▶ _TEXT BLOCK_
-- -- --
3-Expert (read the paper in detail, know the area, quite certain of my opinion)

### Reviewer 2

#### Summary

It is well known that a program can be emulated by a neural net. The paper proposes a neural architecture achieving reinforcement learning, based on two interacting neural nets. The first one, akin DQN, achieves action selection; the difference is that the value is provided by the second network, emulating a (discretized) approximation of the target MDP, and achieving value iteration. The paper is very interesting and I incline to accept it; all the more so as the authors plan to make the code publicly available. Here are some points where I did not fully understand the approach and more details and/or complementary experiments are needed: Firstly, it is mandatory to understand the limitations of the approach. Are they related to the size of the domain ? Table 1 does a good job in showing the graceful degradation as the gridworld size increases. Are they related to the architecture of the auxiliary MDP ? Complementary experiments in 4.3 (continuous control) could be used to study the sensitivity wrt the size. Here, two different discretizations can be considered; a finer discretization requires a larger attention zone; what happens if the attention zone is too small; etc. Btw, I did not follow "the agent has to control the particle". Secondly, it might be interesting to see what is learned by the NN. Look at "Graying the black box", in ICML 16, which visualize the states in the Playing Atari approach. In the gridworld, can you show the f_R landscape ? Thirdly, the initialization is not entirely clear; starting from expert trajectories is one thing; what if they are inaccurate ? What happens if you start from random trajectories: in this case, would you need as many trajectories as for the reactive Playing Atari approach ?
-- -- --
▶ _DATA LINES_
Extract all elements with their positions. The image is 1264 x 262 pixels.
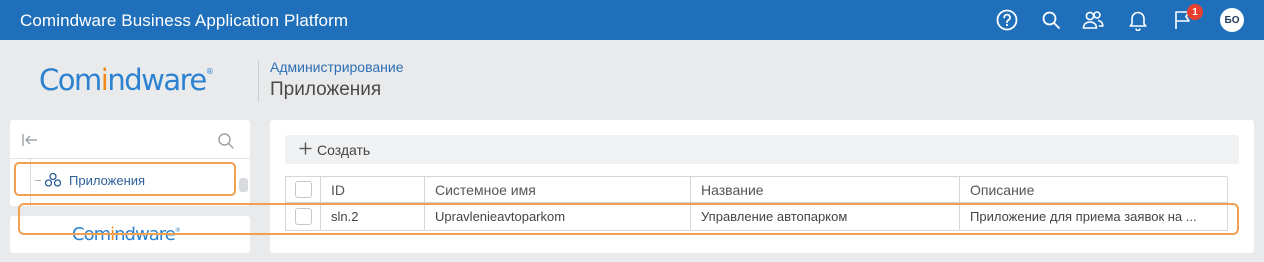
-- -- --
According to the review above, what does Table 1 show?

▶ _RESPONSE FOR THIS EXERCISE_
It shows the graceful degradation as the gridworld size increases.